Stored data entries:
+ + +

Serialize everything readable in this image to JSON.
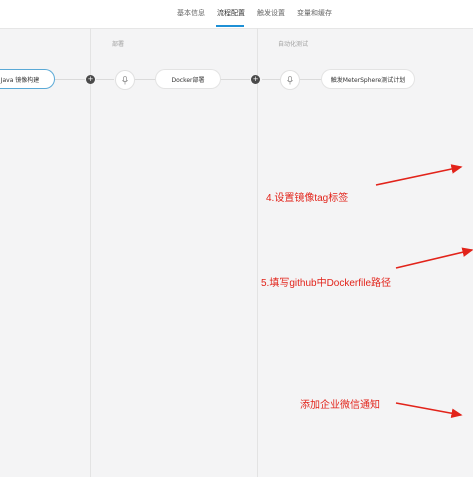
{
  "tabs": [
    {
      "label": "基本信息",
      "active": false
    },
    {
      "label": "流程配置",
      "active": true
    },
    {
      "label": "触发设置",
      "active": false
    },
    {
      "label": "变量和缓存",
      "active": false
    }
  ],
  "stages": {
    "deploy_label": "部署",
    "autotest_label": "自动化测试"
  },
  "tasks": {
    "build": "Java 镜像构建",
    "docker": "Docker部署",
    "metersphere": "触发MeterSphere测试计划"
  },
  "annotations": {
    "tag": "4.设置镜像tag标签",
    "dockerfile": "5.填写github中Dockerfile路径",
    "wechat": "添加企业微信通知"
  },
  "colors": {
    "accent": "#1e90d6",
    "annotation": "#e2231a"
  }
}
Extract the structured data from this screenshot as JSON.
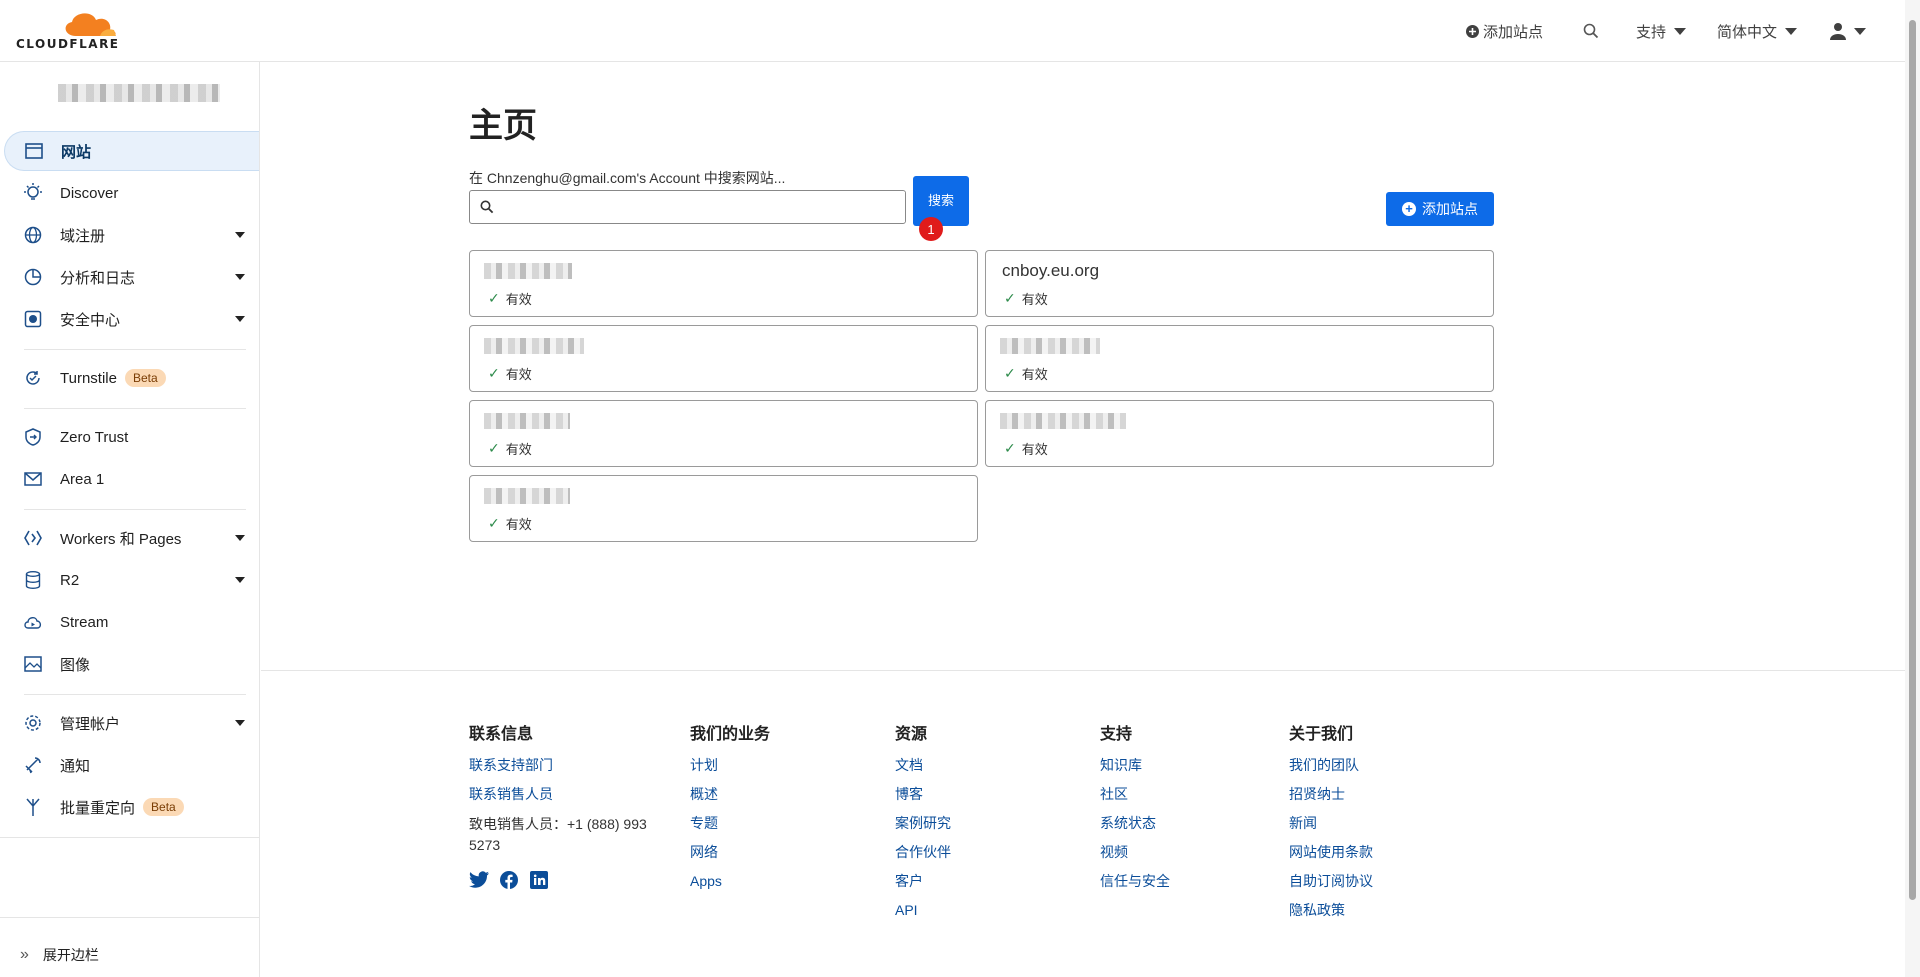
{
  "brand": {
    "name": "CLOUDFLARE",
    "accent": "#f38020",
    "primary": "#0d6be8"
  },
  "header": {
    "add_site": "添加站点",
    "support": "支持",
    "language": "简体中文"
  },
  "sidebar": {
    "items": [
      {
        "label": "网站",
        "icon": "browser-icon"
      },
      {
        "label": "Discover",
        "icon": "lightbulb-icon"
      },
      {
        "label": "域注册",
        "icon": "globe-icon"
      },
      {
        "label": "分析和日志",
        "icon": "chart-pie-icon"
      },
      {
        "label": "安全中心",
        "icon": "shield-check-icon"
      },
      {
        "label": "Turnstile",
        "icon": "turnstile-icon",
        "badge": "Beta"
      },
      {
        "label": "Zero Trust",
        "icon": "zero-trust-icon"
      },
      {
        "label": "Area 1",
        "icon": "mail-icon"
      },
      {
        "label": "Workers 和 Pages",
        "icon": "workers-icon"
      },
      {
        "label": "R2",
        "icon": "database-icon"
      },
      {
        "label": "Stream",
        "icon": "cloud-play-icon"
      },
      {
        "label": "图像",
        "icon": "image-icon"
      },
      {
        "label": "管理帐户",
        "icon": "gear-icon"
      },
      {
        "label": "通知",
        "icon": "notification-icon"
      },
      {
        "label": "批量重定向",
        "icon": "redirect-icon",
        "badge": "Beta"
      }
    ],
    "expand": "展开边栏"
  },
  "main": {
    "title": "主页",
    "search_label": "在 Chnzenghu@gmail.com's Account 中搜索网站...",
    "search_button": "搜索",
    "add_site_button": "添加站点",
    "sites": [
      {
        "name": "",
        "status": "有效"
      },
      {
        "name": "cnboy.eu.org",
        "status": "有效",
        "notification": "1"
      },
      {
        "name": "",
        "status": "有效"
      },
      {
        "name": "",
        "status": "有效"
      },
      {
        "name": "",
        "status": "有效"
      },
      {
        "name": "",
        "status": "有效"
      },
      {
        "name": "",
        "status": "有效"
      }
    ]
  },
  "footer": {
    "contact": {
      "title": "联系信息",
      "links": [
        "联系支持部门",
        "联系销售人员"
      ],
      "phone": "致电销售人员：+1 (888) 993 5273"
    },
    "business": {
      "title": "我们的业务",
      "links": [
        "计划",
        "概述",
        "专题",
        "网络",
        "Apps"
      ]
    },
    "resources": {
      "title": "资源",
      "links": [
        "文档",
        "博客",
        "案例研究",
        "合作伙伴",
        "客户",
        "API"
      ]
    },
    "support": {
      "title": "支持",
      "links": [
        "知识库",
        "社区",
        "系统状态",
        "视频",
        "信任与安全"
      ]
    },
    "about": {
      "title": "关于我们",
      "links": [
        "我们的团队",
        "招贤纳士",
        "新闻",
        "网站使用条款",
        "自助订阅协议",
        "隐私政策"
      ]
    }
  }
}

+ + +

-- GIVEN TASK --
Copy out each line in the listing that has the word "JSON".

-- TASK ANSWER --
Serialize everything readable in this image to JSON.
Extract the structured data from this screenshot as JSON.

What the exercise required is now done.